Exercise directions:
Copy out each line below that has the word "Design" in it.

Records for this task:
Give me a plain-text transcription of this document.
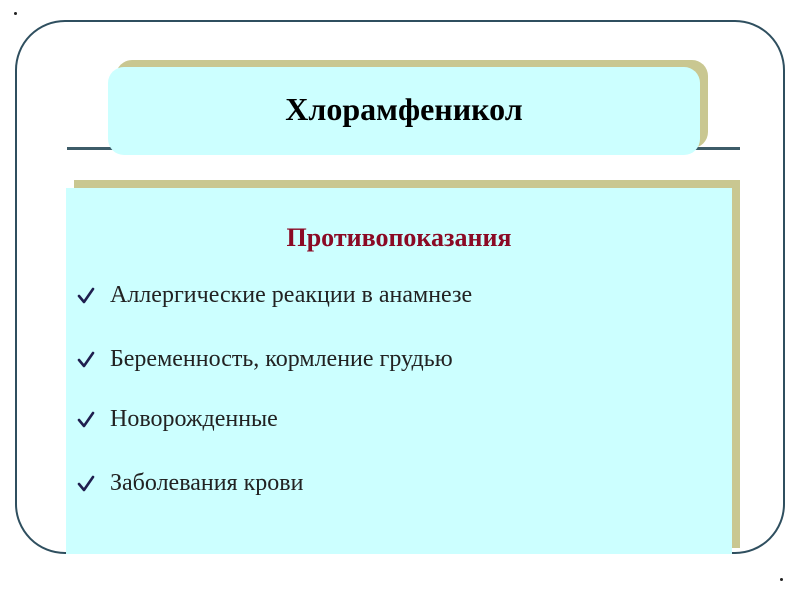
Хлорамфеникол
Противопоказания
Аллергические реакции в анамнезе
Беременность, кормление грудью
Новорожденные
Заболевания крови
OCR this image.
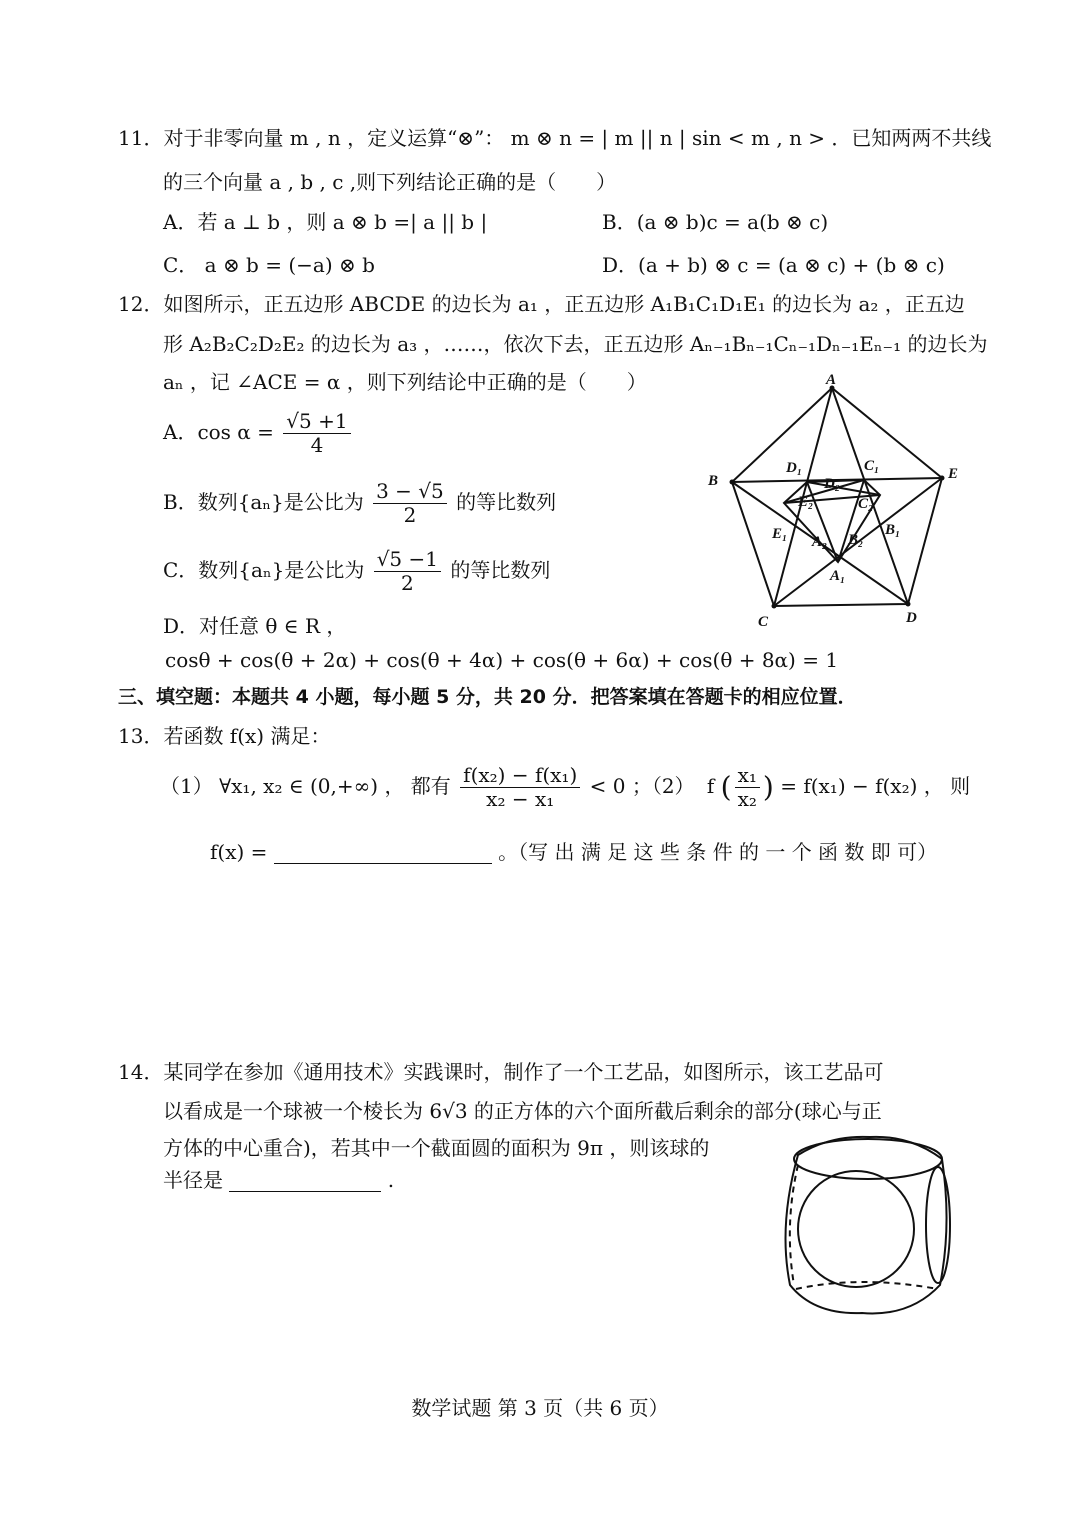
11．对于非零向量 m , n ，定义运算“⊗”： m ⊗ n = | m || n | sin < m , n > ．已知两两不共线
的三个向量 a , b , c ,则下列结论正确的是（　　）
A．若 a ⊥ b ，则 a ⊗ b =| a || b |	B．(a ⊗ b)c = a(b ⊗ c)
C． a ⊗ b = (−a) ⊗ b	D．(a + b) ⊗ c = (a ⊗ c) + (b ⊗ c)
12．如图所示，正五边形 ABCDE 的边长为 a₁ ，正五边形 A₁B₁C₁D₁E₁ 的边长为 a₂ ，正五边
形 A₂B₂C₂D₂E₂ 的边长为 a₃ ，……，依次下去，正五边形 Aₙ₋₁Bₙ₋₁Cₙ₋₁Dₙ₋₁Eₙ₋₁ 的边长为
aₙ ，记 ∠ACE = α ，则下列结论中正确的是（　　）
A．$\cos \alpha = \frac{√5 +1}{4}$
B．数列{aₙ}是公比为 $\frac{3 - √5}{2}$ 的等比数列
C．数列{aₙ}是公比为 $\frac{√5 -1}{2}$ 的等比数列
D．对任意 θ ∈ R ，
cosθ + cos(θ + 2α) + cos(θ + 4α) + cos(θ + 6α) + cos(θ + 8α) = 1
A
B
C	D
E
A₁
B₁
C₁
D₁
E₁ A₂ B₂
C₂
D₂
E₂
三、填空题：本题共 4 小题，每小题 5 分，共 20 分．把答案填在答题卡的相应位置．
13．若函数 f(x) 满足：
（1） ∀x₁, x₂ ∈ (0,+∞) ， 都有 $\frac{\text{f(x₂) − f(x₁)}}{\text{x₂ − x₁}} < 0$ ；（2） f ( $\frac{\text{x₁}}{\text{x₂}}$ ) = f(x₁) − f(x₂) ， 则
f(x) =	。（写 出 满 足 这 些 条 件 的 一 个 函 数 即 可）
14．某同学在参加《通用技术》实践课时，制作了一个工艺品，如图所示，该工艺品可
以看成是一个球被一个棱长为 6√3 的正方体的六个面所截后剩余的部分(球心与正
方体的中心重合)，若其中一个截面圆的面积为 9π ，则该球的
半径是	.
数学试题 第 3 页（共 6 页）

--

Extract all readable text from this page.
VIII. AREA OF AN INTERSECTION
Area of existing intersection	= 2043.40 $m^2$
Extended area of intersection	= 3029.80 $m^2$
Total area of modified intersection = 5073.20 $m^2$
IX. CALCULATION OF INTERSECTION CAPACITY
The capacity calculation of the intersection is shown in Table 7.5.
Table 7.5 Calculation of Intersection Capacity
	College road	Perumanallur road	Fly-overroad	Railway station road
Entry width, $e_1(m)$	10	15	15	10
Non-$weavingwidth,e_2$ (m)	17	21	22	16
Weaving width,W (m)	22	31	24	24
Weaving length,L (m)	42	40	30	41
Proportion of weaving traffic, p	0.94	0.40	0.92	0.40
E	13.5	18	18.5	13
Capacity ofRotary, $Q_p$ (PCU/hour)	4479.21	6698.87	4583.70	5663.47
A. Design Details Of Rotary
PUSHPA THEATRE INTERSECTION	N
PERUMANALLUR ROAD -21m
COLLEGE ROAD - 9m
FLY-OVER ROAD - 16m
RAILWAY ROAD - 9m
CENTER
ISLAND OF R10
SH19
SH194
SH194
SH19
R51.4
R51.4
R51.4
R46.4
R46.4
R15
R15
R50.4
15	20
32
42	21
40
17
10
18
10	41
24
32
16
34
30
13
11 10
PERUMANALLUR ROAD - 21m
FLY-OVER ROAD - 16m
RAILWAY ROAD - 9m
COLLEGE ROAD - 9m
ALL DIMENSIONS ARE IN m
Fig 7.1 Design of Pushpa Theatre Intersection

...

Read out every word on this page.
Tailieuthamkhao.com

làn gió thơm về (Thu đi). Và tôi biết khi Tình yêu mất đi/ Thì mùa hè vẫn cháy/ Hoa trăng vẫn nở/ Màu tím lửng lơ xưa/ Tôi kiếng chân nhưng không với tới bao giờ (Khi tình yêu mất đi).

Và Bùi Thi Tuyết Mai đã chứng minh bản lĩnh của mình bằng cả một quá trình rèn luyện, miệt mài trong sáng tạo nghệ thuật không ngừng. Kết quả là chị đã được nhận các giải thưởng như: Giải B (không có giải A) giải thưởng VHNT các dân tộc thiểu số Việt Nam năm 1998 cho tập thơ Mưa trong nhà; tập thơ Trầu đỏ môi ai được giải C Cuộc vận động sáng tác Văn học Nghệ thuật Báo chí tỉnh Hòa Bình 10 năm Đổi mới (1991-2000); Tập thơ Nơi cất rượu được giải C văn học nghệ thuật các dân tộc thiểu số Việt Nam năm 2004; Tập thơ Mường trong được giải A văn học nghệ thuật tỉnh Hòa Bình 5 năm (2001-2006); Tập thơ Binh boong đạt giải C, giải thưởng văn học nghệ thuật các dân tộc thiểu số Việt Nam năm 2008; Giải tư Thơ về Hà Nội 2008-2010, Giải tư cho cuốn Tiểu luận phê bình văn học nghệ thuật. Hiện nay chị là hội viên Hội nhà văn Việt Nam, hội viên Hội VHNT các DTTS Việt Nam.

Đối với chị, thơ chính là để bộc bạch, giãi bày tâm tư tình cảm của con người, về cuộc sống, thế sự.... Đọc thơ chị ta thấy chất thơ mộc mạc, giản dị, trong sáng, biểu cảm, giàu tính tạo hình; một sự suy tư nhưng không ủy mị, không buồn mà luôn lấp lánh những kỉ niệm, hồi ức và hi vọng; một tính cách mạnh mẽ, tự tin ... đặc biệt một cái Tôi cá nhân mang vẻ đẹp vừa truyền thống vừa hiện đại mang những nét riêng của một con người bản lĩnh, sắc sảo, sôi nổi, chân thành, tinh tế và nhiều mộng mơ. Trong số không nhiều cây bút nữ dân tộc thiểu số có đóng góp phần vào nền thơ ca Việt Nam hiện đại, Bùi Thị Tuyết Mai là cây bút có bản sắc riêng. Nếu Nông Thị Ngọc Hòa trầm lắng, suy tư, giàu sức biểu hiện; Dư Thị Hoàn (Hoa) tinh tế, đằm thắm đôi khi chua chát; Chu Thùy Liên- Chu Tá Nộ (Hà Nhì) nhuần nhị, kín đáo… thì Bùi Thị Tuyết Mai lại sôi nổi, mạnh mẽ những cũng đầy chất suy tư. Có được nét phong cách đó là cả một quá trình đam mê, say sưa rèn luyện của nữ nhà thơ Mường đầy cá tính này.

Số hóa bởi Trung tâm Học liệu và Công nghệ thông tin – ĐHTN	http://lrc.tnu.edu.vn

Solved problem:
A. Design Details Of Rotary
Fig 7.1 Design of Pushpa Theatre Intersection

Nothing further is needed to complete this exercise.